**DESCRIPTION OF THE TASK**: Give only the number of lines in the data that contain the word "this".

* BEGIN SOURCE RECORDS *

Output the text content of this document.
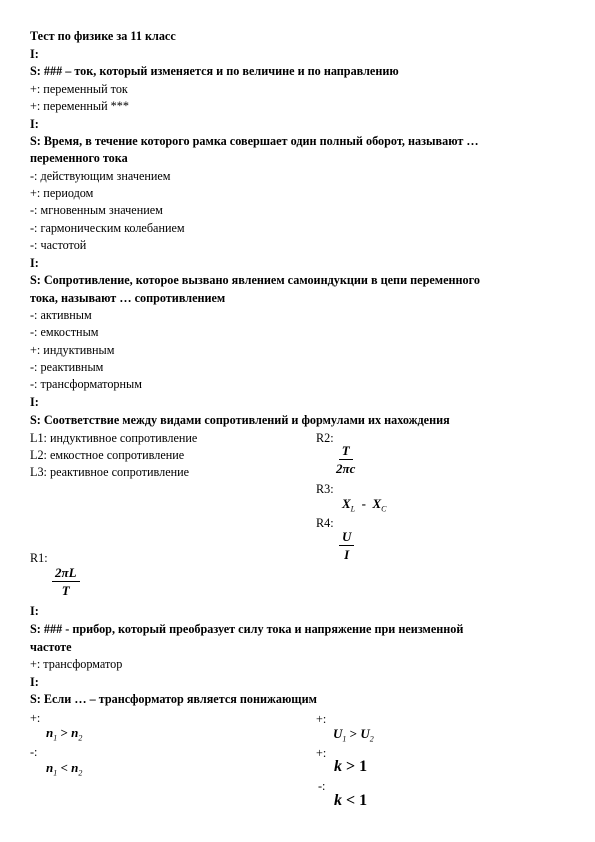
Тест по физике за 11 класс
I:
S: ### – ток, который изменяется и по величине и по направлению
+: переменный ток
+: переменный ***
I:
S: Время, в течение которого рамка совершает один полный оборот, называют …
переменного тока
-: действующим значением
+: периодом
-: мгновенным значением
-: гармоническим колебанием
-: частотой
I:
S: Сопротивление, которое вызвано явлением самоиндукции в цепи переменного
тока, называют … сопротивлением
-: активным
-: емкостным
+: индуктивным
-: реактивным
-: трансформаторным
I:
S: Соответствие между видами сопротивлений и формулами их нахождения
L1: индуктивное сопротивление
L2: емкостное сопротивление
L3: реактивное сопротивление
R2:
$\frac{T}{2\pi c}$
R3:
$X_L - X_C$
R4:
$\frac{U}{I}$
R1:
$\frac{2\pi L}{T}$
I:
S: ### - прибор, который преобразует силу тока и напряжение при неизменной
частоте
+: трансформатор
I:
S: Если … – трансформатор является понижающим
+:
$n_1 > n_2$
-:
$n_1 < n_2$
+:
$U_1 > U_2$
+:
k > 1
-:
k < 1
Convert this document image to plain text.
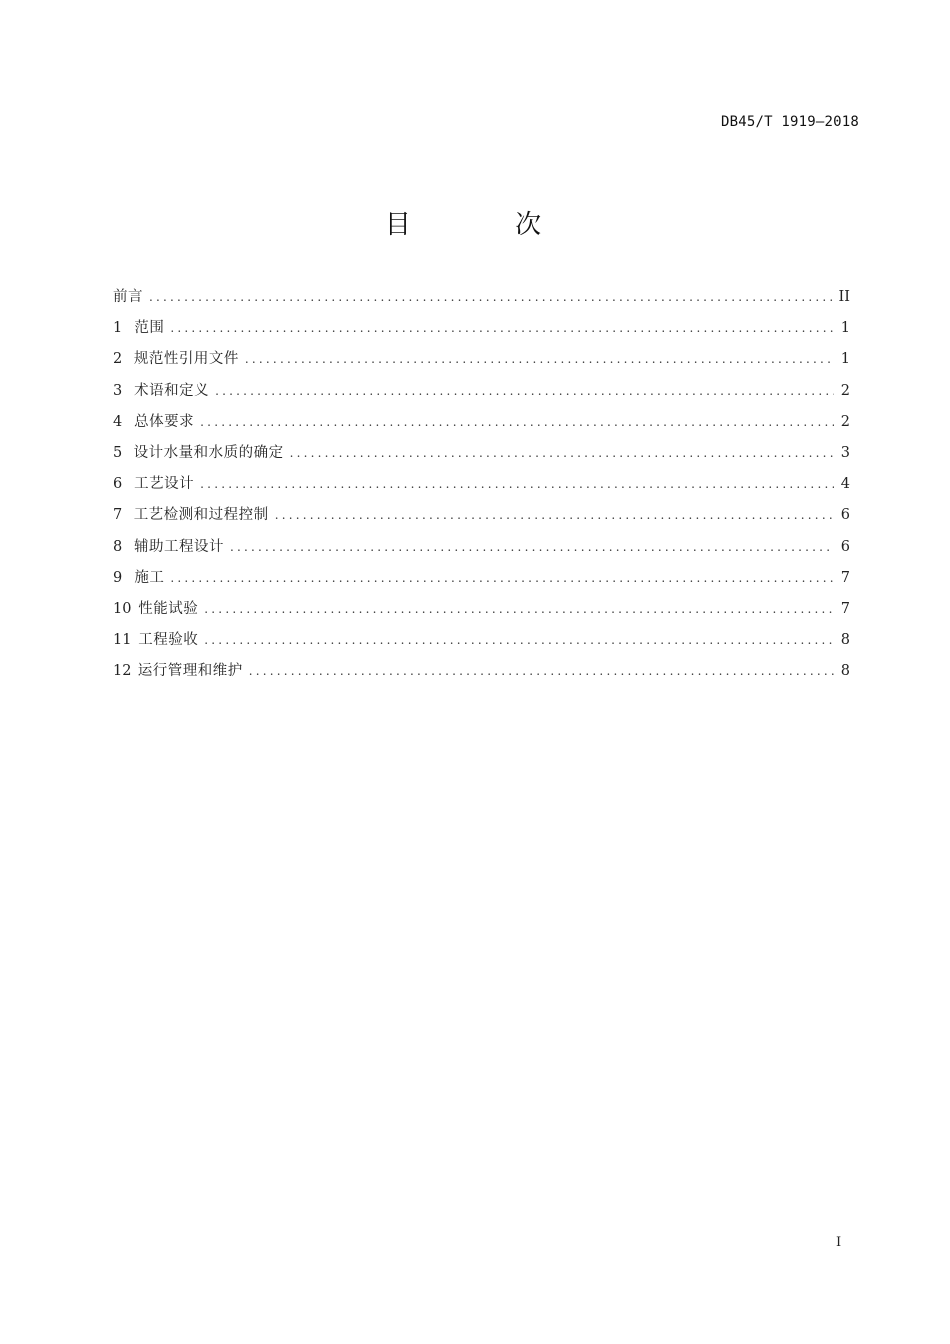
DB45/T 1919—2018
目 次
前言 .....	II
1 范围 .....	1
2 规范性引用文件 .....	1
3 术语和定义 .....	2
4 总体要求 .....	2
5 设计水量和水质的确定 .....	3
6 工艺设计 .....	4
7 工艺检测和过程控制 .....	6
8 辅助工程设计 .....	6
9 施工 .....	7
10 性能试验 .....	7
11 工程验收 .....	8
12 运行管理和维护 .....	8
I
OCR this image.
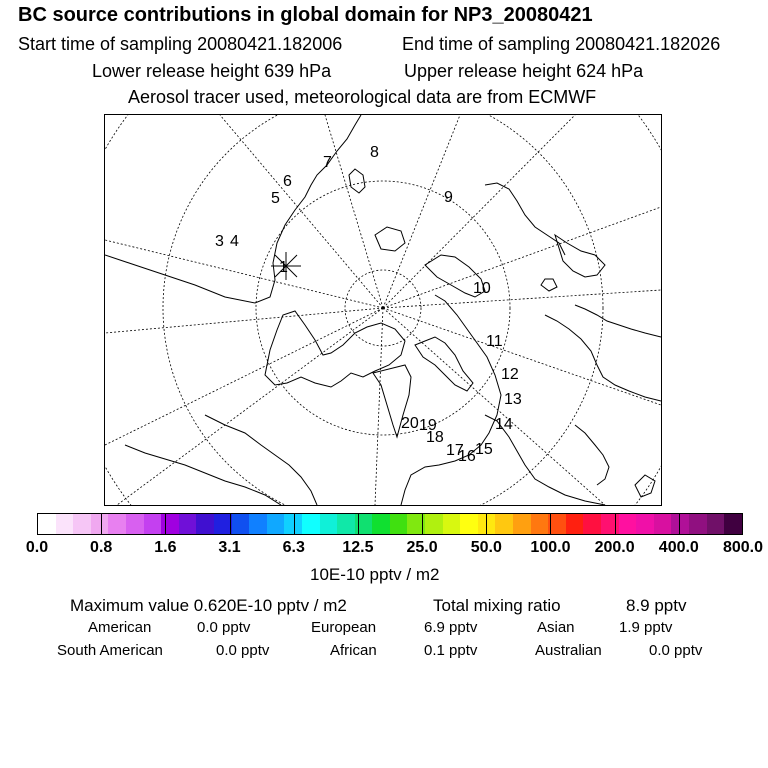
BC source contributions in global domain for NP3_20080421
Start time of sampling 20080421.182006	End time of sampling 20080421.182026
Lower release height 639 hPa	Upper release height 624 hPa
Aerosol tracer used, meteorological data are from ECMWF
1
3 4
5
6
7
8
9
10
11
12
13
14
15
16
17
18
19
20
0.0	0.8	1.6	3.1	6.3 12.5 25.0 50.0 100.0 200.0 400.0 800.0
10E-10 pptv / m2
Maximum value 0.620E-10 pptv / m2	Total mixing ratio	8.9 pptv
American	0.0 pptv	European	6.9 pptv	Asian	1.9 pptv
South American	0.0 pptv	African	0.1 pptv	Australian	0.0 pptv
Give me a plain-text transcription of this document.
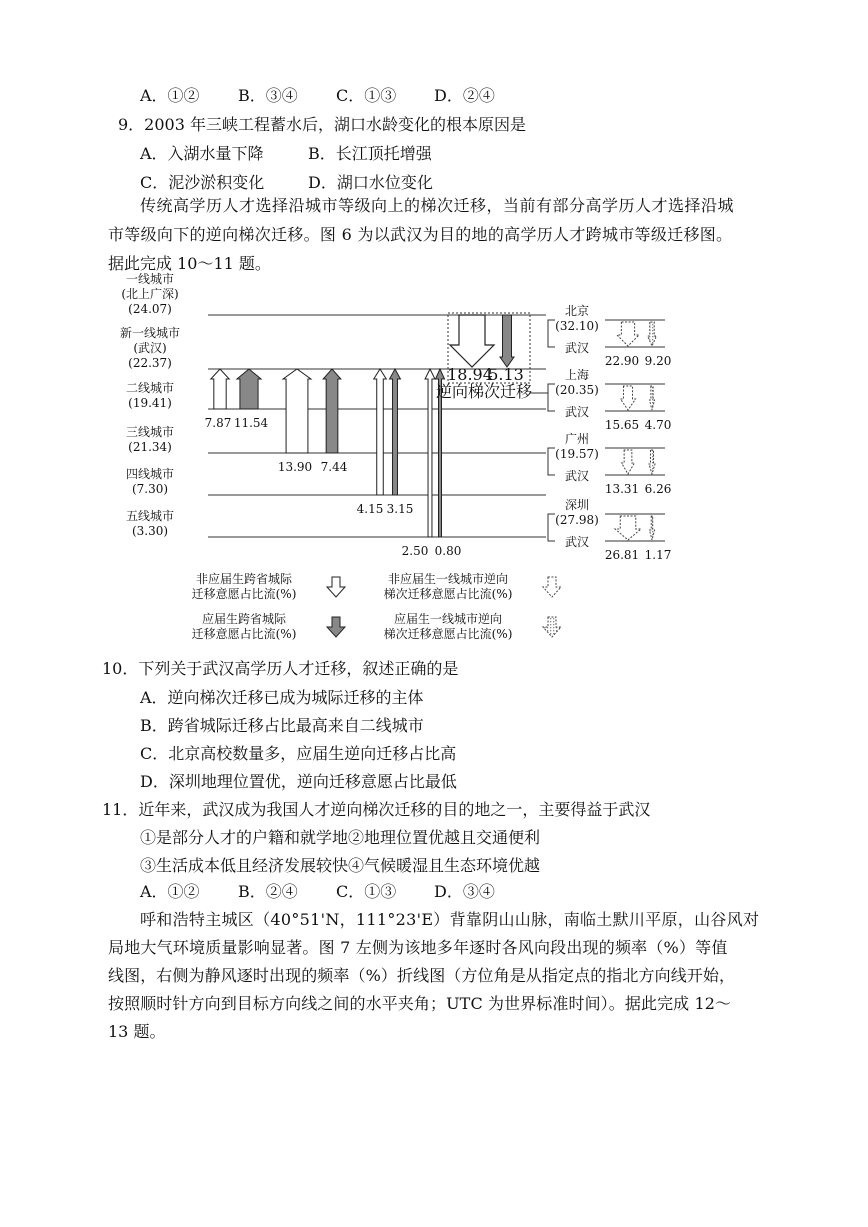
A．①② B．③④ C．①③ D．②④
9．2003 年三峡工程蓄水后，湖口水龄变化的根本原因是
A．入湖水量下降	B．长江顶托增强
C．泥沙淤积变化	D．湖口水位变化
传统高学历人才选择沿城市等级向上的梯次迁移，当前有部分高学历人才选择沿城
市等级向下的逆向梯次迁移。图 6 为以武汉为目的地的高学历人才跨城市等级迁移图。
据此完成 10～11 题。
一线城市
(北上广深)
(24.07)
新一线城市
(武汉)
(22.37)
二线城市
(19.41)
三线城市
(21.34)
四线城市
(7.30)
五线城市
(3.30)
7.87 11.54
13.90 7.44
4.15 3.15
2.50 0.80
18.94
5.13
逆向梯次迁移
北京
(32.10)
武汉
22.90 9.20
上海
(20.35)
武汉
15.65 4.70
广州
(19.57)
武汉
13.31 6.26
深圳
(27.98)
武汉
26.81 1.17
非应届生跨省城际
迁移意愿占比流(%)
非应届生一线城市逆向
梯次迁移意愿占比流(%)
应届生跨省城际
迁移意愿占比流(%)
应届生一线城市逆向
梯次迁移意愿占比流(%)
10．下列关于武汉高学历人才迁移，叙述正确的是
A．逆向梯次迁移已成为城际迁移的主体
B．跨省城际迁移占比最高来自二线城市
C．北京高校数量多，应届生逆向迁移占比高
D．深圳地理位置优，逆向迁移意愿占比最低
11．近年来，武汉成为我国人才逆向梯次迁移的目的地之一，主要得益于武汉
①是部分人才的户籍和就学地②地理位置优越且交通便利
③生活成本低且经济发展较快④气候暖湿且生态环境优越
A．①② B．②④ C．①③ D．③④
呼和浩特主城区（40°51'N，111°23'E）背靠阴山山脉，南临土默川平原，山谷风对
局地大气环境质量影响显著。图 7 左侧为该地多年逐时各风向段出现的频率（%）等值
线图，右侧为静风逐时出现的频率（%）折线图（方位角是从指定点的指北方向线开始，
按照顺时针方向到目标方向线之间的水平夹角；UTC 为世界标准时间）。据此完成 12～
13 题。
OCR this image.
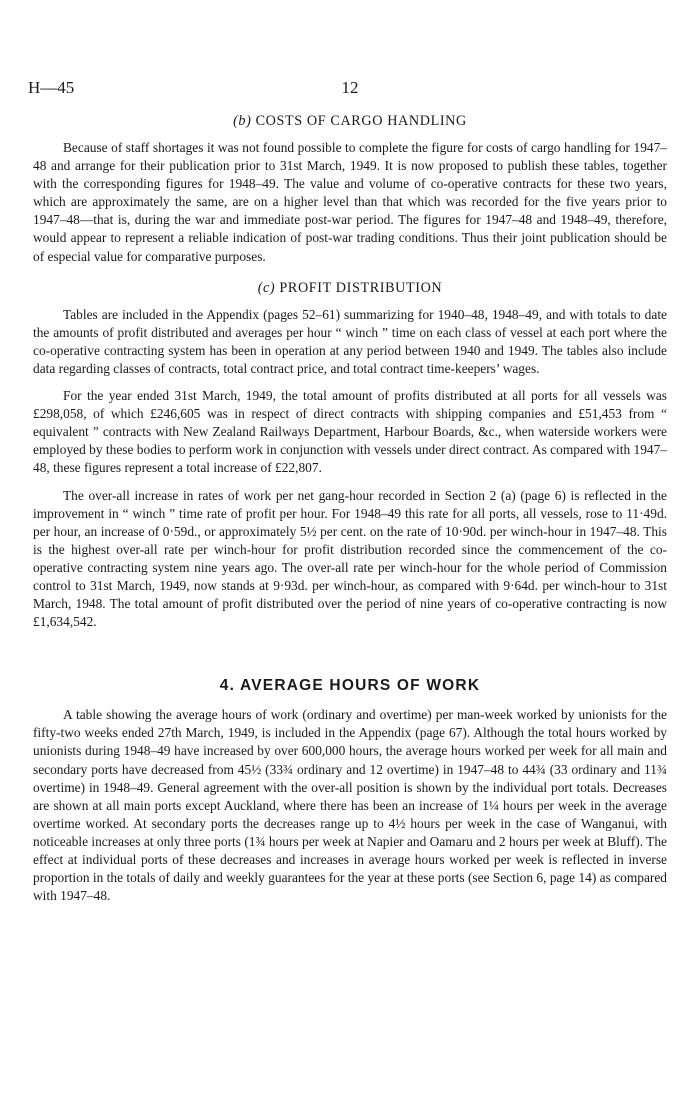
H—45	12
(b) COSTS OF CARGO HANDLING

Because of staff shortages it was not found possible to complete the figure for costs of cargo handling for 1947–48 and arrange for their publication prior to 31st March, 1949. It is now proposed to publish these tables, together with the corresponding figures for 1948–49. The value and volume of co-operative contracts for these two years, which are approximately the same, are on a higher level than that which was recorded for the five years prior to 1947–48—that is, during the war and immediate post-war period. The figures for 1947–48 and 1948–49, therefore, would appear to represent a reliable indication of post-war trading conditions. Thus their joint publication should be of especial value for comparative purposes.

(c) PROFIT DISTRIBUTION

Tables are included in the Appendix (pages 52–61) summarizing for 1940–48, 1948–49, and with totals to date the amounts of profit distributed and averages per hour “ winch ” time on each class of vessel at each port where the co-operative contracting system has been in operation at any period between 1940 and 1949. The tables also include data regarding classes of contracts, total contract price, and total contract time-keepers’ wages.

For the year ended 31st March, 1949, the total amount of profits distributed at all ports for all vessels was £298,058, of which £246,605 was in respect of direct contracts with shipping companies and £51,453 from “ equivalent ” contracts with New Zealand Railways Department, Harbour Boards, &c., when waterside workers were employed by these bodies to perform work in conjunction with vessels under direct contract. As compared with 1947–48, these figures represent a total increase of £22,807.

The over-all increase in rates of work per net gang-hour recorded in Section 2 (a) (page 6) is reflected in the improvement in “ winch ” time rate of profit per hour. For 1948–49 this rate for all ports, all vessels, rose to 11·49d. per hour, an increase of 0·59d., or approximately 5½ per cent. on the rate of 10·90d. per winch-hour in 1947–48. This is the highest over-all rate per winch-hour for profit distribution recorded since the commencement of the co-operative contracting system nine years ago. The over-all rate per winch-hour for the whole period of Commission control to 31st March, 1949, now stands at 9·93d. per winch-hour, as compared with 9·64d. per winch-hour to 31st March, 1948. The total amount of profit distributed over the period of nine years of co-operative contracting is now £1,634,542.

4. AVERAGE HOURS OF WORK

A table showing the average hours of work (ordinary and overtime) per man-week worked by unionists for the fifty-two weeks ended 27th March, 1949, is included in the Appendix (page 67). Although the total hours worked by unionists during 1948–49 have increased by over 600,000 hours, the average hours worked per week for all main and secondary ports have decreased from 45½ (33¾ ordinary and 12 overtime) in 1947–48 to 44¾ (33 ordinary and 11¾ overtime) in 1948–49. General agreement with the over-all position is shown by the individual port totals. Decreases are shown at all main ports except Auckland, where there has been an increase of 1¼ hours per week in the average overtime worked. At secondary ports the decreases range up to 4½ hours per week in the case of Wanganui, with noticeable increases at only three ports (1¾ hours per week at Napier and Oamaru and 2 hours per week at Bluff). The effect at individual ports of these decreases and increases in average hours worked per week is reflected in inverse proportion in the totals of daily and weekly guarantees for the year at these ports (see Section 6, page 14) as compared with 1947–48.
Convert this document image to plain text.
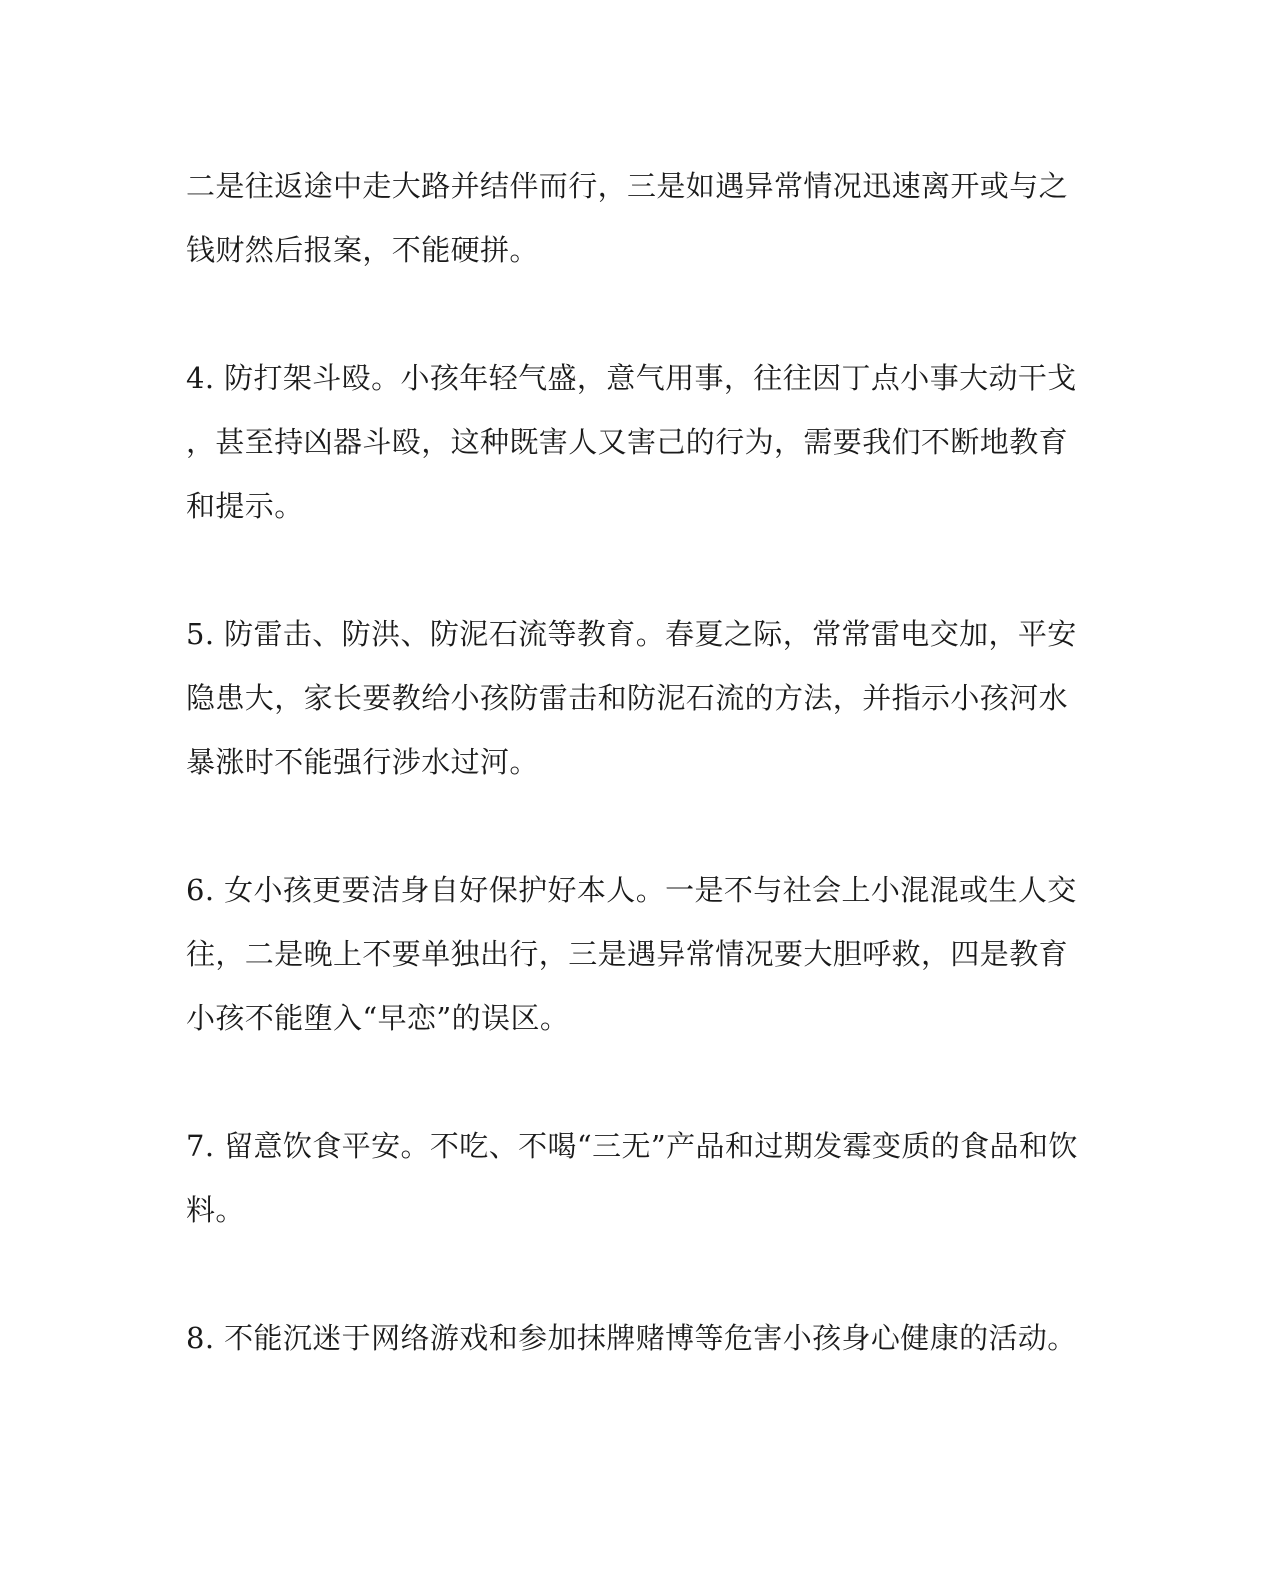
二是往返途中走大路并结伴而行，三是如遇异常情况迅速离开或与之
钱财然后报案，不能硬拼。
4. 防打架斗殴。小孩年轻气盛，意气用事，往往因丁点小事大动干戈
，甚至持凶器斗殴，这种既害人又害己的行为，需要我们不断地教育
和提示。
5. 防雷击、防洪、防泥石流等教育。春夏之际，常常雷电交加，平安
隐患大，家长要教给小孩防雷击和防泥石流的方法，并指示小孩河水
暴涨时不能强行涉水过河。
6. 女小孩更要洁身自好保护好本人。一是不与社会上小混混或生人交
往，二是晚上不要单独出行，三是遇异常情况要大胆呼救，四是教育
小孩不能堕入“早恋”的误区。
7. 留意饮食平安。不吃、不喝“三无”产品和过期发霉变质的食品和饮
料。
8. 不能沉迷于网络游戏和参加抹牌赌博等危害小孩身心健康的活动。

* END SOURCE RECORDS *

**THE REPLY**: 7